TASK TO COMPLETE:
Transcribe every line of the records verbatim.

RECORD EXTRACTS:
● ● ●
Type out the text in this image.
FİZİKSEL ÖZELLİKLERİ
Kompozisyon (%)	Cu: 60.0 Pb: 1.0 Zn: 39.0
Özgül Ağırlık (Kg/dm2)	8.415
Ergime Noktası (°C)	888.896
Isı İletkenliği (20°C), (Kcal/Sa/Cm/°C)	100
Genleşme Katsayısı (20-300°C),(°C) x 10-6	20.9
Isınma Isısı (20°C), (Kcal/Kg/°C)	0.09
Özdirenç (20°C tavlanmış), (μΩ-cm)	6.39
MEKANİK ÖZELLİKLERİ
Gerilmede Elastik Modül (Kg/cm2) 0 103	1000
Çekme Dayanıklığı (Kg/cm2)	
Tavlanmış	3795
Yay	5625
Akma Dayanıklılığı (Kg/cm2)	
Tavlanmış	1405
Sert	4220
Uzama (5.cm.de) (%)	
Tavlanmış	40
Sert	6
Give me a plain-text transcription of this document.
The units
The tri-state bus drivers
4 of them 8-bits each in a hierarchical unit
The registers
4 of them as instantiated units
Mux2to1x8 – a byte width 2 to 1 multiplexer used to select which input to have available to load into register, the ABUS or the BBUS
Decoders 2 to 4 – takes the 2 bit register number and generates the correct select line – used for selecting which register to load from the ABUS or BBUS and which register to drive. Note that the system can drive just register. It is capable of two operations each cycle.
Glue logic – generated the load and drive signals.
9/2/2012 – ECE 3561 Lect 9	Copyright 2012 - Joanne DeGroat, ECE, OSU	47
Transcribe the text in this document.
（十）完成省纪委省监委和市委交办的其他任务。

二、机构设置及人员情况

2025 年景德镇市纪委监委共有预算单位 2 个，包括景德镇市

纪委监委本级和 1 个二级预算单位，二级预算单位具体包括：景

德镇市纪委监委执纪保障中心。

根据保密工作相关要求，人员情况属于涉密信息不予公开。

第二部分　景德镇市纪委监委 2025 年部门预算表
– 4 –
● ● ●
FINAL ANSWER:
Type out the text in this image.
FİZİKSEL ÖZELLİKLERİ
Kompozisyon (%)	Cu: 60.0 Pb: 1.0 Zn: 39.0
Özgül Ağırlık (Kg/dm2)	8.415
Ergime Noktası (°C)	888.896
Isı İletkenliği (20°C), (Kcal/Sa/Cm/°C)	100
Genleşme Katsayısı (20-300°C),(°C) x 10-6	20.9
Isınma Isısı (20°C), (Kcal/Kg/°C)	0.09
Özdirenç (20°C tavlanmış), (μΩ-cm)	6.39
MEKANİK ÖZELLİKLERİ
Gerilmede Elastik Modül (Kg/cm2) 0 103	1000
Çekme Dayanıklığı (Kg/cm2)	
Tavlanmış	3795
Yay	5625
Akma Dayanıklılığı (Kg/cm2)	
Tavlanmış	1405
Sert	4220
Uzama (5.cm.de) (%)	
Tavlanmış	40
Sert	6
Give me a plain-text transcription of this document.
The units
The tri-state bus drivers
4 of them 8-bits each in a hierarchical unit
The registers
4 of them as instantiated units
Mux2to1x8 – a byte width 2 to 1 multiplexer used to select which input to have available to load into register, the ABUS or the BBUS
Decoders 2 to 4 – takes the 2 bit register number and generates the correct select line – used for selecting which register to load from the ABUS or BBUS and which register to drive. Note that the system can drive just register. It is capable of two operations each cycle.
Glue logic – generated the load and drive signals.
9/2/2012 – ECE 3561 Lect 9	Copyright 2012 - Joanne DeGroat, ECE, OSU	47
Transcribe the text in this document.
（十）完成省纪委省监委和市委交办的其他任务。

二、机构设置及人员情况

2025 年景德镇市纪委监委共有预算单位 2 个，包括景德镇市

纪委监委本级和 1 个二级预算单位，二级预算单位具体包括：景

德镇市纪委监委执纪保障中心。

根据保密工作相关要求，人员情况属于涉密信息不予公开。

第二部分　景德镇市纪委监委 2025 年部门预算表
– 4 –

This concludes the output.